┌────────
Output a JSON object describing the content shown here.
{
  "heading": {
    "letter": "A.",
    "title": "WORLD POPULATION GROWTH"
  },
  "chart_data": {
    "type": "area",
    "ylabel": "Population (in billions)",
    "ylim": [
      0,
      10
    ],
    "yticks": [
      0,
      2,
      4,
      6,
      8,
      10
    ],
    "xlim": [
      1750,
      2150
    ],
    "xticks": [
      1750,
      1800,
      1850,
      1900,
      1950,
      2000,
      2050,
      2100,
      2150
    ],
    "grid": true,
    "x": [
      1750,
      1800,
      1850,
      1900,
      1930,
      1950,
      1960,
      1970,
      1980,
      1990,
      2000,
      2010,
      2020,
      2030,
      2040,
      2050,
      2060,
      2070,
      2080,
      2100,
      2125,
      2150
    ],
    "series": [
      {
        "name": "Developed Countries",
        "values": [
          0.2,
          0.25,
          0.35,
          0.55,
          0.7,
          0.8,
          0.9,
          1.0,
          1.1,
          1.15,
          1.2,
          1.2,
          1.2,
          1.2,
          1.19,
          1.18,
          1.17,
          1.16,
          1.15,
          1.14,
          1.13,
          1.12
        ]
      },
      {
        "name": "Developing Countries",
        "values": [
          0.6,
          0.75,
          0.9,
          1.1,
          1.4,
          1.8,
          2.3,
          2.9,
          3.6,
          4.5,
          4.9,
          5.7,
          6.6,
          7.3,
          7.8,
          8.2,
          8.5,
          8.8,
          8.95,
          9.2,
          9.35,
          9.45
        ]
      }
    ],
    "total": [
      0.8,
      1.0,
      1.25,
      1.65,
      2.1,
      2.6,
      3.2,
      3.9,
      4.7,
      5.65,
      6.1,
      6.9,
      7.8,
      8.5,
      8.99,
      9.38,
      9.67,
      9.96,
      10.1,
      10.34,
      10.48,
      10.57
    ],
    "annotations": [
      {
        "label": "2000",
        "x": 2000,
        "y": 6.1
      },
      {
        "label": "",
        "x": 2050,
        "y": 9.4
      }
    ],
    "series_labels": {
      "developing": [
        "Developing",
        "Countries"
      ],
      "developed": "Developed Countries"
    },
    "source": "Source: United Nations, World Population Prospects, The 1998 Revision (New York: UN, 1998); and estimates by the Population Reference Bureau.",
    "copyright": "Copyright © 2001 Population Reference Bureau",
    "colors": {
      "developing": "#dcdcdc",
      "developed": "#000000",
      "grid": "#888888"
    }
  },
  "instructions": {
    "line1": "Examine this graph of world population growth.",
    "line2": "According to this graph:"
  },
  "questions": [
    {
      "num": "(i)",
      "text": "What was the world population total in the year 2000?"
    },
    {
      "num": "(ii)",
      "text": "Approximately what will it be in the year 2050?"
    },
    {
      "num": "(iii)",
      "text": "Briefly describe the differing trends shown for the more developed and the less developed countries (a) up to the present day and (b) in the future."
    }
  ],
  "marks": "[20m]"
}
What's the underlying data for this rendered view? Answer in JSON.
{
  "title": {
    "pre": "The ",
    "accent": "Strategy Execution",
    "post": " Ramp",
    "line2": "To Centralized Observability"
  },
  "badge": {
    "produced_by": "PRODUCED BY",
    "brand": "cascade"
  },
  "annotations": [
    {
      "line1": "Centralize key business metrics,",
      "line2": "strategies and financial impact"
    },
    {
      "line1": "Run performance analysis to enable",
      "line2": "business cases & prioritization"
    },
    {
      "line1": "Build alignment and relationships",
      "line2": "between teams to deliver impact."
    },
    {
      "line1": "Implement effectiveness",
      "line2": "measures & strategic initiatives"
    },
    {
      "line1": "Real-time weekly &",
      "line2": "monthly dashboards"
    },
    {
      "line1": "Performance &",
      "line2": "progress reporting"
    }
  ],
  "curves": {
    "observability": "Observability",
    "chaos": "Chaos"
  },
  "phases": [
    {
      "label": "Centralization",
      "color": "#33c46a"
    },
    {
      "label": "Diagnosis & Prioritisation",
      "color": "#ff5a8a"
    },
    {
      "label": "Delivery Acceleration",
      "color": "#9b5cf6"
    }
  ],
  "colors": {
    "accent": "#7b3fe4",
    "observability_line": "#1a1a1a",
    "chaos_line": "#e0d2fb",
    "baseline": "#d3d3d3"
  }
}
└────────
Return every line holding the word "total" from the records.

    "total": [
      "text": "What was the world population total in the year 2000?"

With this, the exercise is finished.